YOUR OBJECTIVE: Copy each line of the entries beneath that contains the word "difference".

GIVEN INFORMATION:
## START

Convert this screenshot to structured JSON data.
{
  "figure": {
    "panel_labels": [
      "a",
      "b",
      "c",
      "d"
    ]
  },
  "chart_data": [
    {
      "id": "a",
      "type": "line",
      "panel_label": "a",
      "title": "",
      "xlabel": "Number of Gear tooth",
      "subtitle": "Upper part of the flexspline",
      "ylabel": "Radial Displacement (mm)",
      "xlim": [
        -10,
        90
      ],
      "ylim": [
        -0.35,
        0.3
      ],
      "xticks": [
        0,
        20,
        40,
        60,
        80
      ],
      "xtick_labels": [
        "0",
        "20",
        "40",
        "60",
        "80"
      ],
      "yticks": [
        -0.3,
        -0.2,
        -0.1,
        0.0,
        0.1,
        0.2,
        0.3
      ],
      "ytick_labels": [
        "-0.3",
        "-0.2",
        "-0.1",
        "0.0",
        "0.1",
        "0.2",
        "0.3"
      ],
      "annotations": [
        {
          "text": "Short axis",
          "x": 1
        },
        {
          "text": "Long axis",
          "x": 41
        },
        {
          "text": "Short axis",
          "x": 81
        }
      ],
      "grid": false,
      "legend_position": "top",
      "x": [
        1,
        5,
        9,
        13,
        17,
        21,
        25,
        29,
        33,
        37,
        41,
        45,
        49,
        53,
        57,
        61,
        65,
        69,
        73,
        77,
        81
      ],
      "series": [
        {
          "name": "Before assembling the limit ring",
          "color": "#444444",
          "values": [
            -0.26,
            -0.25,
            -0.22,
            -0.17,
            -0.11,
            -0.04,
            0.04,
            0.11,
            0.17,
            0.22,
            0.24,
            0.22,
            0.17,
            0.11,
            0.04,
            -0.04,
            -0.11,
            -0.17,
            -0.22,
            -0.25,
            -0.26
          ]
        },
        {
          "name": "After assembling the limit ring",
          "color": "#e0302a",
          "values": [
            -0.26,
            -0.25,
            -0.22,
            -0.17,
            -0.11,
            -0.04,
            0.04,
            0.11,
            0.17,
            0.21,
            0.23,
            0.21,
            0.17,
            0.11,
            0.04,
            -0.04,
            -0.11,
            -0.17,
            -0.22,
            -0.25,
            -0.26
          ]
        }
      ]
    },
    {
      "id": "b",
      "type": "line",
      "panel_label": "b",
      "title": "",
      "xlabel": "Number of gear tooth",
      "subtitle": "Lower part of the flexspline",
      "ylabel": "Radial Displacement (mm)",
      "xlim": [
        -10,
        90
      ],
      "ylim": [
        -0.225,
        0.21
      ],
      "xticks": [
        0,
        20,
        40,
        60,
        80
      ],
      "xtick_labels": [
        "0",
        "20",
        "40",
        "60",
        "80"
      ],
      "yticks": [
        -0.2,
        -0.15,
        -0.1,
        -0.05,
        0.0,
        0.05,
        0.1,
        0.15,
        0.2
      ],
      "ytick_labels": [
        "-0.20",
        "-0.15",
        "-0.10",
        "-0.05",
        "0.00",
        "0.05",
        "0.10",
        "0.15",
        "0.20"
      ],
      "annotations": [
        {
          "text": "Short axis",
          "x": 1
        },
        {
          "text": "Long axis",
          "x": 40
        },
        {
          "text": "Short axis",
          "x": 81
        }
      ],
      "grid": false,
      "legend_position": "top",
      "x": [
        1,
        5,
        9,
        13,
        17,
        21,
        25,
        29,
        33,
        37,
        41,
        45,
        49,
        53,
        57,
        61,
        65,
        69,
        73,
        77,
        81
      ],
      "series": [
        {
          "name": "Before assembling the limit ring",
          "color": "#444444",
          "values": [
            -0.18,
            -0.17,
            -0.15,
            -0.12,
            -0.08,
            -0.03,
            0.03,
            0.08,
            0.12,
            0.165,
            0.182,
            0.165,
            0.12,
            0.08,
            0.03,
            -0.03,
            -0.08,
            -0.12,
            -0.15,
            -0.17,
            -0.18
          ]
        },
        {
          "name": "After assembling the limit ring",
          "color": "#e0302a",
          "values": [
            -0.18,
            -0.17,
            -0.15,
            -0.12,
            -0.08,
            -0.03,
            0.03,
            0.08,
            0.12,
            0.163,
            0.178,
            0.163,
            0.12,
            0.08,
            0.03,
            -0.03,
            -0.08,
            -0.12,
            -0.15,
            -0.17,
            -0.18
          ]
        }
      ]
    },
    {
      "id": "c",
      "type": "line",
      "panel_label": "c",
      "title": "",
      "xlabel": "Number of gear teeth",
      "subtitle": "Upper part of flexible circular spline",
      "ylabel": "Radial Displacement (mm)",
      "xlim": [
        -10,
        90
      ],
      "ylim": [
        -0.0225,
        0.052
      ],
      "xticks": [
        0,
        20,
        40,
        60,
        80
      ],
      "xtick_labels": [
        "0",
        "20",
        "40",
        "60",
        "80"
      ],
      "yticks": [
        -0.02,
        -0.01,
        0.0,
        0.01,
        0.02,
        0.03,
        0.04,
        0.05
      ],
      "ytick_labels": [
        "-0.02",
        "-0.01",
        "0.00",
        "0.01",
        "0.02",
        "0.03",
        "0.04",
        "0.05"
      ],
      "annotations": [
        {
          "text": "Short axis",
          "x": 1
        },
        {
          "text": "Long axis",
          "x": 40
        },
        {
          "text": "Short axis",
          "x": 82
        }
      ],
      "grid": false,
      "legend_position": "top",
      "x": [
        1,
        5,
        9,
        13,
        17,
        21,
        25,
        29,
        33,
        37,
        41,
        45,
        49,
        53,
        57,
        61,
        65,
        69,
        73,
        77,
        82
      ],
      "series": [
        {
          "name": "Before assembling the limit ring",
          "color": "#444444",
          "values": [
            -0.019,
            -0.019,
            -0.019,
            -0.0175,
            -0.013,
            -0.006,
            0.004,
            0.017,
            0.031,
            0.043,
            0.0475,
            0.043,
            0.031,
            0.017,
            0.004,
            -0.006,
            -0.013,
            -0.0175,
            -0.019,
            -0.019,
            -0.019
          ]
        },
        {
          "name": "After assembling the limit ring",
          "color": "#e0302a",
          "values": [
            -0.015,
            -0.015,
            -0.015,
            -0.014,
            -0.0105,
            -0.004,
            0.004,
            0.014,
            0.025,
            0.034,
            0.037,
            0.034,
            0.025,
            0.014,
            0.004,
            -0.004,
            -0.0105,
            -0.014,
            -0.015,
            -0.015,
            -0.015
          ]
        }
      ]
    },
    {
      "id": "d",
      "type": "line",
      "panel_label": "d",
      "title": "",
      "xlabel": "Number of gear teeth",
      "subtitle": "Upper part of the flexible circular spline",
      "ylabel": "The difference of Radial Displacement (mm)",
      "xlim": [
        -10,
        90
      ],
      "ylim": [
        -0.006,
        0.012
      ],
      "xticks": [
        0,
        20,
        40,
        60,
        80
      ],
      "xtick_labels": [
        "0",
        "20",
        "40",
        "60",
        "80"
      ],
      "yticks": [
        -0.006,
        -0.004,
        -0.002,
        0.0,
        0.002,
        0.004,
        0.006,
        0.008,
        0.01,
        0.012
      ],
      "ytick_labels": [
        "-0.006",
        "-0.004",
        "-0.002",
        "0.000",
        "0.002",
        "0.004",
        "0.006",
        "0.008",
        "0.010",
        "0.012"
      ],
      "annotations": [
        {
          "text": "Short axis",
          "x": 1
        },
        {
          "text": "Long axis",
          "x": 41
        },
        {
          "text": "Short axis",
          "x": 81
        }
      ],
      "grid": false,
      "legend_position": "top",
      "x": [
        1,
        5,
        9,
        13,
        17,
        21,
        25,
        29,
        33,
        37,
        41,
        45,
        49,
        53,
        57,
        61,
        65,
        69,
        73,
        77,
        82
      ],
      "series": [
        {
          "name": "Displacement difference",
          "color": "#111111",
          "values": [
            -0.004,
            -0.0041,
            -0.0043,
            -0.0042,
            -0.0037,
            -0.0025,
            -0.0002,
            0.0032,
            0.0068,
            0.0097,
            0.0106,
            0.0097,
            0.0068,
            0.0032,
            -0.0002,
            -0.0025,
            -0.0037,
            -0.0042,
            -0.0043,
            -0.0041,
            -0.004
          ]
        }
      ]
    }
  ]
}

## END

RESULT FOR THIS EXERCISE:
      "ylabel": "The difference of Radial Displacement (mm)",
          "name": "Displacement difference",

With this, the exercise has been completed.